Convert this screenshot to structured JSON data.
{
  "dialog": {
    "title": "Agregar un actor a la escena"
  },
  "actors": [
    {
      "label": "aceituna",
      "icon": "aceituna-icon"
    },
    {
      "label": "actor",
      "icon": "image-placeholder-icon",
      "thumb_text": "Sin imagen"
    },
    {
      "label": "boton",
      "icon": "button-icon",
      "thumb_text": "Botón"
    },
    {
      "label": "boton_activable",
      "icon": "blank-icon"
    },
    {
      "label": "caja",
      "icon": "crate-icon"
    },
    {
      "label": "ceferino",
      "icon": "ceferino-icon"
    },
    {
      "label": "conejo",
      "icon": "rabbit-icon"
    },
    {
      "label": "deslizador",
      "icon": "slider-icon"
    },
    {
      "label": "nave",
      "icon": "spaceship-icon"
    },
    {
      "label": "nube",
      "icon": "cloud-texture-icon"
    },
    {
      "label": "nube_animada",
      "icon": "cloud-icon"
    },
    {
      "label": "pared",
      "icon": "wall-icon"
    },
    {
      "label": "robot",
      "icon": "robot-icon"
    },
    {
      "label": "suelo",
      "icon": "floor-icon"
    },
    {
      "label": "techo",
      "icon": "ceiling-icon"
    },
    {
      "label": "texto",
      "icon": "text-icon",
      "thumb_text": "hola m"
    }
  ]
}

■ ■ ■ ■

Exact output of every entry is required.

Convert this screenshot to structured JSON data.
{
  "dialog": {
    "title": "Agregar un actor a la escena"
  },
  "actors": [
    {
      "label": "aceituna",
      "icon": "aceituna-icon"
    },
    {
      "label": "actor",
      "icon": "image-placeholder-icon",
      "thumb_text": "Sin imagen"
    },
    {
      "label": "boton",
      "icon": "button-icon",
      "thumb_text": "Botón"
    },
    {
      "label": "boton_activable",
      "icon": "blank-icon"
    },
    {
      "label": "caja",
      "icon": "crate-icon"
    },
    {
      "label": "ceferino",
      "icon": "ceferino-icon"
    },
    {
      "label": "conejo",
      "icon": "rabbit-icon"
    },
    {
      "label": "deslizador",
      "icon": "slider-icon"
    },
    {
      "label": "nave",
      "icon": "spaceship-icon"
    },
    {
      "label": "nube",
      "icon": "cloud-texture-icon"
    },
    {
      "label": "nube_animada",
      "icon": "cloud-icon"
    },
    {
      "label": "pared",
      "icon": "wall-icon"
    },
    {
      "label": "robot",
      "icon": "robot-icon"
    },
    {
      "label": "suelo",
      "icon": "floor-icon"
    },
    {
      "label": "techo",
      "icon": "ceiling-icon"
    },
    {
      "label": "texto",
      "icon": "text-icon",
      "thumb_text": "hola m"
    }
  ]
}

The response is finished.